**ТЕКСТ ДЛЯ ЧТЕНИЯ**:
•••
ЧУЖАЯ ВОЙНА

ЧУЖАЯ ВОЙНА

Ян ЗАРЕЦКИЙ

ДАЛЕКИЕ СОБЫТИЯ, ЗАСТАВЛЯВШИЕ ЕВРЕЙСКИЕ СЕРДЦА УЧАЩЕННО БИТЬСЯ

Война Судного дня огорошила своей внезапностью не только правительство и народ Израиля (хотя сейчас нам известно, что о ее приближении знали слишком многие, и только извечная национальная нерешительность и оглядка на «мировое общественное мнение» помешали вовремя принять необходимые превентивные меры), но и советских евреев, оказавшихся в довольно сложной ситуации из-за своей неосведомленности и отсутствия надежных источников информации.
•••
**ИСХОДНЫЕ ДАННЫЕ**:
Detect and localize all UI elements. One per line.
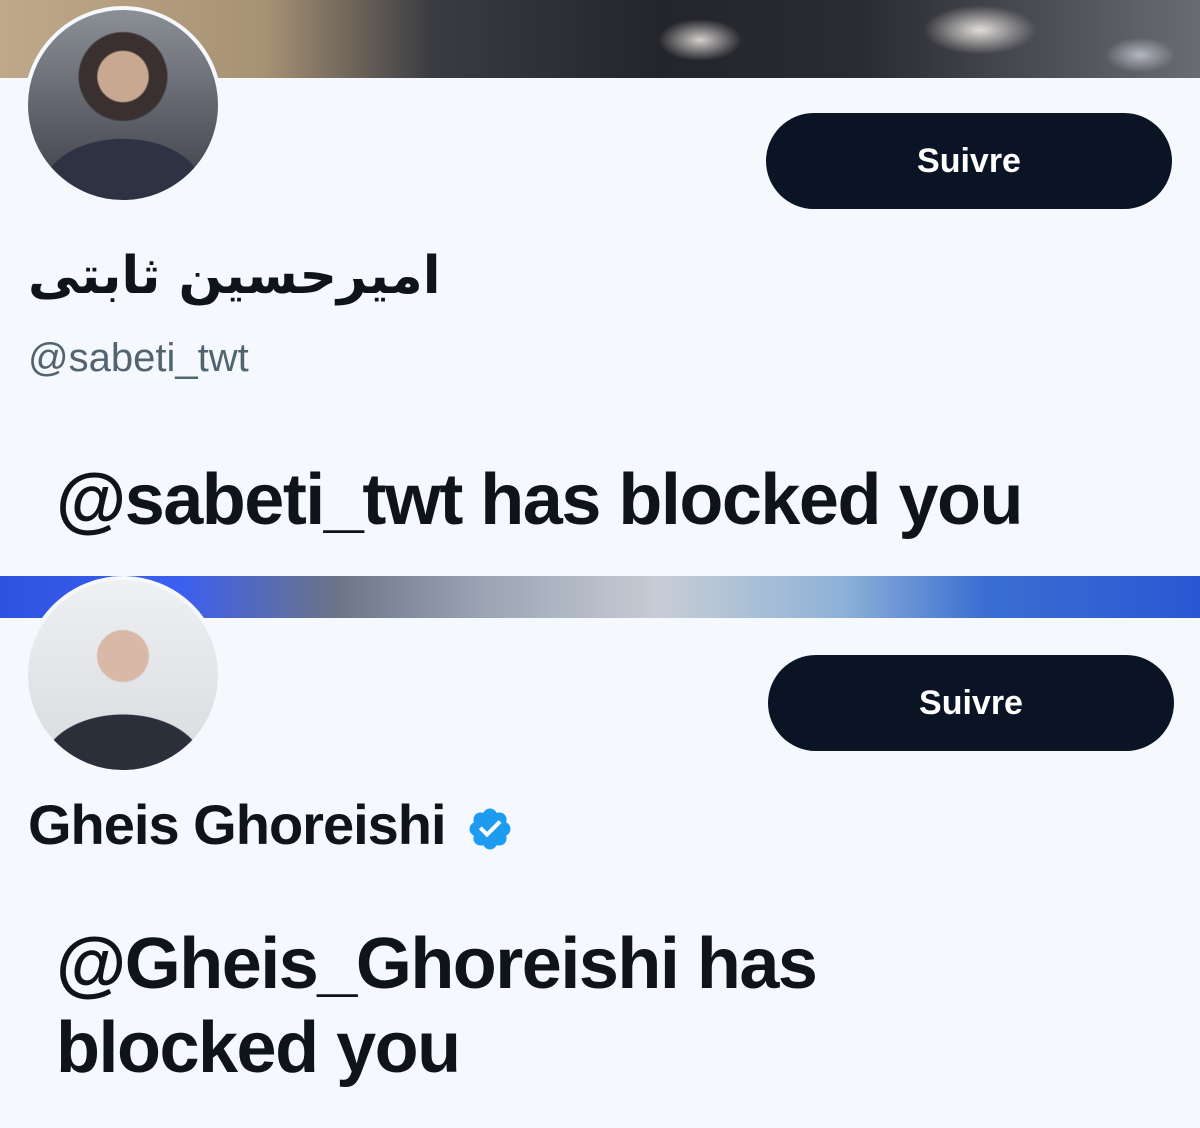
profile-handle: @sabeti_twt bbox=[28, 336, 249, 380]
verified-badge-icon[interactable] bbox=[466, 801, 514, 849]
profile-display-name: امیرحسین ثابتی bbox=[28, 246, 441, 306]
follow-button[interactable]: Suivre bbox=[768, 655, 1174, 751]
profile-card-sabeti: Suivre امیرحسین ثابتی @sabeti_twt @sabet… bbox=[0, 0, 1200, 576]
profile-card-ghoreishi: Suivre Gheis Ghoreishi @Gheis_Ghoreishi … bbox=[0, 576, 1200, 1128]
profile-avatar[interactable] bbox=[24, 6, 222, 204]
blocked-message: @sabeti_twt has blocked you bbox=[56, 460, 1023, 540]
blocked-message: @Gheis_Ghoreishi has blocked you bbox=[56, 924, 818, 1088]
profile-display-name: Gheis Ghoreishi bbox=[28, 793, 447, 856]
profile-avatar[interactable] bbox=[24, 576, 222, 774]
profile-display-name-row: Gheis Ghoreishi bbox=[28, 792, 514, 857]
follow-button[interactable]: Suivre bbox=[766, 113, 1172, 209]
•••
**ЗАДАНИЯ ДЛЯ ВЫПОЛНЕНИЯ**:
1. Кого, помимо правительства и народа Израиля, Война Судного дня огорошила своей внезапностью, согласно тексту о Войне Судного дня?
2. Согласуются ли с текстом о Войне Судного дня следующие утверждения? К каждому дайте ответ «да» или «нет» и приведите решающие слова текста.
(a) Война Судного дня стала неожиданностью для правительства Израиля.
(b) О приближении войны никто не знал.
(c) У советских евреев были надежные источники информации.

**ОТВЕТЫ К ЗАДАНИЯМ**:
1. Советских евреев.

2.
(a) Да: «Война Судного дня огорошила своей внезапностью не только правительство и народ Израиля».
(b) Нет: «о ее приближении знали слишком многие».
(c) Нет: «отсутствия надежных источников информации».